GIVEN EXERCISE — The passage below, on class probabilities with a shared covariance, cites several equations by number. List every one of those equation numbers in the order they appear.

READING PASSAGE —
————

To that end, using $(4.57)$, we derive that,

$$ p(\mathcal{C}_1|\mathbf{x}) = \sigma(\mathbf{w}^T\mathbf{x} + w_0) $$

where,

$$ \begin{aligned} \mathbf{w} &= \Sigma^{-1}(\boldsymbol\mu_1-\boldsymbol\mu_2) \\ w_0 &= -\frac{1}{2}\boldsymbol\mu_1^T\Sigma^{-1}\boldsymbol\mu_1 + \frac{1}{2}\boldsymbol\mu_2^T\Sigma^{-1}\boldsymbol\mu_2 + \ln\frac{p(\mathcal{C}_1)}{p(\mathcal{C}_2)} \end{aligned} $$

Note that the prior probabilities $p(\mathcal{C}_k)$ enter through the bias parameter $w_0$, thus making parallel shifts of the decision boundary.

For the general case of $K$ classes, from $(4.63)$, we have,

$$ \begin{aligned} \alpha_k &= \ln\Big(\frac{1}{(2\pi)^{D/2}}\Big) + \ln\Big(\frac{1}{|\Sigma|^{1/2}}\Big) -\frac{1}{2}(\mathbf{x}-\boldsymbol\mu_k)^T\Sigma^{-1}(\mathbf{x}-\boldsymbol\mu_k) + \ln p(\mathcal{C}_k) \\ &= \ln\Big(\frac{1}{(2\pi)^{D/2}}\Big) + \ln\Big(\frac{1}{|\Sigma|^{1/2}}\Big) - \frac{1}{2}\mathbf{x}^T\Sigma^{-1}\mathbf{x} + \boldsymbol\mu_k^T\Sigma^{-1}\mathbf{x} - \frac{1}{2}\boldsymbol\mu_k^T\Sigma^{-1}\boldsymbol\mu_k + \ln p(\mathcal{C}_k) \\ &= \ln A + \ln B + Q + \mathbf{w}_k^T\mathbf{x} + w_{k0} \end{aligned} $$

where,

$$ \begin{aligned} A &= \ln\Big(\frac{1}{(2\pi)^{D/2}}\Big) \\ B &= \ln\Big(\frac{1}{|\Sigma|^{1/2}}\Big) \\ Q &= - \frac{1}{2}\mathbf{x}^T\Sigma^{-1}\mathbf{x} \\ \mathbf{w}_k &= \Sigma^{-1}\mu_k \\ \mathbf{w}_{k0} &= - \frac{1}{2}\boldsymbol\mu_k^T\Sigma^{-1}\boldsymbol\mu_k + \ln p(\mathcal{C}_k) \end{aligned} $$

Then using $(4.62)$, we derive,

$$ \begin{aligned} p(\mathcal{C}_k|\mathbf{x}) &= \frac{\exp(\alpha_k)}{\sum_j \exp(\alpha_j)} \\ &= \frac{\exp(A + B + Q)\exp(\mathbf{w}_k^T\mathbf{x} + w_{k0})}{\exp(A + B + Q) \sum_j \exp(\mathbf{w}_j^T\mathbf{x} + w_{j0})} \end{aligned} $$

and re-define $\alpha_k$ as follows,

$$ a_k(\mathbf{x}) = \mathbf{w}_k^T\mathbf{x} + w_{k0} $$

Therefore, we see that for $K>2$ classes, $\alpha_k$ are linear functions of $\mathbf{x}$ since quadratic terms cancel each other due to the shared covariances. By relaxing the assumption of the shared covariance matrix among the classes, allowing each class to have each won covariance matrix $\Sigma_k$, then we obtain quadratic functions of $\mathbf{x}$, giving rise to quadratic discriminant.

————

RECORDS PROVIDED —
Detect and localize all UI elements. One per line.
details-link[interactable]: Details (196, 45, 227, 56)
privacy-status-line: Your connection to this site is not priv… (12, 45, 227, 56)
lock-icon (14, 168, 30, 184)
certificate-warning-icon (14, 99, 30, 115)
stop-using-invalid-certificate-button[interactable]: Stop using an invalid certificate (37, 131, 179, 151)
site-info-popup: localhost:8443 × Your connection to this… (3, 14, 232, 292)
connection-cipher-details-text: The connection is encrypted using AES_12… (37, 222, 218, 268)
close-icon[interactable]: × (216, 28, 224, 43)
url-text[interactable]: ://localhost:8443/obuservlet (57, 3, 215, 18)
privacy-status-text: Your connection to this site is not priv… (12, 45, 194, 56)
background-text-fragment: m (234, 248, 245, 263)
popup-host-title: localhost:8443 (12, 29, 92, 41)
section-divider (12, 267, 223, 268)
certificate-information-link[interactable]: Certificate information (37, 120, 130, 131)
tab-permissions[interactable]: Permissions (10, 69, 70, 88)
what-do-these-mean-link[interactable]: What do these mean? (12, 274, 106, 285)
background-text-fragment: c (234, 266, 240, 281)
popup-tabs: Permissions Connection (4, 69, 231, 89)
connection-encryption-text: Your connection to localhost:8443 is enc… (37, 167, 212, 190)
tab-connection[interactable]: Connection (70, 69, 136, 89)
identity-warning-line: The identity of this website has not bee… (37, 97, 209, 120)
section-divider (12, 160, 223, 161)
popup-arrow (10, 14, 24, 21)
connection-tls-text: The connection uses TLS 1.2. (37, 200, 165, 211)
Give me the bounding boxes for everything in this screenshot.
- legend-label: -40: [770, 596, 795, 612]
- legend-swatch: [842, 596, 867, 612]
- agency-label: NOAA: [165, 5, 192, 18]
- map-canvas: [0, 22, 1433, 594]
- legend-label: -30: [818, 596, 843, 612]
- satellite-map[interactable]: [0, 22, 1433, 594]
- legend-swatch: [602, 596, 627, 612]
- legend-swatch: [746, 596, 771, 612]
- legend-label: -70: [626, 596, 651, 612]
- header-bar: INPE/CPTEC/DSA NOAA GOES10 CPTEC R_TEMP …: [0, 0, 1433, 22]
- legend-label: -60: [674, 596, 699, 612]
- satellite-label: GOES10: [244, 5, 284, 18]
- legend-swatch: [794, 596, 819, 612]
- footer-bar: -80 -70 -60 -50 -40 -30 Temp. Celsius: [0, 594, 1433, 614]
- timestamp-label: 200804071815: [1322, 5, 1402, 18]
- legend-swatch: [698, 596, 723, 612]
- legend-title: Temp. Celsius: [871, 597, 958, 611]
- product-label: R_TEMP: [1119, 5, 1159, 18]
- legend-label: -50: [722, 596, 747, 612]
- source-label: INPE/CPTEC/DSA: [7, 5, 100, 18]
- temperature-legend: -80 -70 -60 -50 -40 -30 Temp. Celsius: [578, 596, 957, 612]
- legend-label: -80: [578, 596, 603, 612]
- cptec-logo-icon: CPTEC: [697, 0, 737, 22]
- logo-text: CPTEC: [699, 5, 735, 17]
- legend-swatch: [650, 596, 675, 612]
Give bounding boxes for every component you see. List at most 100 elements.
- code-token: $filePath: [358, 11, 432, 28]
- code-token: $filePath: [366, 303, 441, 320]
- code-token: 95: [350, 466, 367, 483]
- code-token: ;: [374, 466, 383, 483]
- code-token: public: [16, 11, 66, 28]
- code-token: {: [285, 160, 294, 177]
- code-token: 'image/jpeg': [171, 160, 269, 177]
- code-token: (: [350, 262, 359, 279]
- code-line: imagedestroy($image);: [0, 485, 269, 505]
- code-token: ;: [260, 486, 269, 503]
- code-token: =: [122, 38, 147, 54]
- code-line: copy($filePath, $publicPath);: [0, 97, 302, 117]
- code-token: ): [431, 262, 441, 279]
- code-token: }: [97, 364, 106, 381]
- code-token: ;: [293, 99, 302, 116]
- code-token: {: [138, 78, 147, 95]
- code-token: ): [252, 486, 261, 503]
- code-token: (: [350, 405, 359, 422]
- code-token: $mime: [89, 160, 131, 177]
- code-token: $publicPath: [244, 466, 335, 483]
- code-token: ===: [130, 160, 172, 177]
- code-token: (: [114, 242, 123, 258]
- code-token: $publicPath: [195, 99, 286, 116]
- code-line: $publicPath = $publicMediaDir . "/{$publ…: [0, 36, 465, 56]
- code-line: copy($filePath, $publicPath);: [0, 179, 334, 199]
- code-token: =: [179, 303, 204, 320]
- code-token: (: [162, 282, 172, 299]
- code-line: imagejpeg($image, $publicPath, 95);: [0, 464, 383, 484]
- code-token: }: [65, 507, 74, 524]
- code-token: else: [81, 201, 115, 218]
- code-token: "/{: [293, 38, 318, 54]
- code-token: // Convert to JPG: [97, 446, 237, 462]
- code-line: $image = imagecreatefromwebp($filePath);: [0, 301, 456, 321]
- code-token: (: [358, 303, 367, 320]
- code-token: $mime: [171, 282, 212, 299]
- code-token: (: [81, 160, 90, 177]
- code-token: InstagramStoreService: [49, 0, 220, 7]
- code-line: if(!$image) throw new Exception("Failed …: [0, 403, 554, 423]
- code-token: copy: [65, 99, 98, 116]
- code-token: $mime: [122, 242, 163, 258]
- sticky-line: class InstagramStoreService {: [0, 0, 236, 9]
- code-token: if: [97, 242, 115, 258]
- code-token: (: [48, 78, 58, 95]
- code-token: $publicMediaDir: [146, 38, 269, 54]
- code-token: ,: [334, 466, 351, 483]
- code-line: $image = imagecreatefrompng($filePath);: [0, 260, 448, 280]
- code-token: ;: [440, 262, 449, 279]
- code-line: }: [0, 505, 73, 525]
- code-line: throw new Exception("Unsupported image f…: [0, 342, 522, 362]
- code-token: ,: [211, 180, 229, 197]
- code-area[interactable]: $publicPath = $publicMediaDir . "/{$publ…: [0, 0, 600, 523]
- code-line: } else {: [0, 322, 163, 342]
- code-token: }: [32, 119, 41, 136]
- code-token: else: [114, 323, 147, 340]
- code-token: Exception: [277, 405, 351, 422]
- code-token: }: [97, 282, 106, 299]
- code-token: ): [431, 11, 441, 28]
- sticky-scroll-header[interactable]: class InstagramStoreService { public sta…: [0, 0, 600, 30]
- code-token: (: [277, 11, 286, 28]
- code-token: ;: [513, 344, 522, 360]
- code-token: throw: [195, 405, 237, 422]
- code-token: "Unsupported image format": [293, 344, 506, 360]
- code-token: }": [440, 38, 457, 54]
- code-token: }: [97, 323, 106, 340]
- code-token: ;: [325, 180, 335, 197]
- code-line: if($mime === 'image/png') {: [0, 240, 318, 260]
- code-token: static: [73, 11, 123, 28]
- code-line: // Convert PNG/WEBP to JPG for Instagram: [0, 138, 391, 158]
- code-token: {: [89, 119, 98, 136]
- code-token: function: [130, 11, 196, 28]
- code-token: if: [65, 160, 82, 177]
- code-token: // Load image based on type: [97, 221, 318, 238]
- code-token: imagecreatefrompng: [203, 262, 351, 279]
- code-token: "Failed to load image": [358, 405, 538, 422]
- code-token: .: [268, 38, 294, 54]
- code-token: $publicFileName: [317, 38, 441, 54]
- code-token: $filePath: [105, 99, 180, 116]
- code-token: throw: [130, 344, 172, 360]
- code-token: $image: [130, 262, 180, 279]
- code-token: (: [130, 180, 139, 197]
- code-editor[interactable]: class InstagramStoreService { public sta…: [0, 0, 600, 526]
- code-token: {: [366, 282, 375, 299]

————

ANSWER — (4.57), (4.63), (4.62)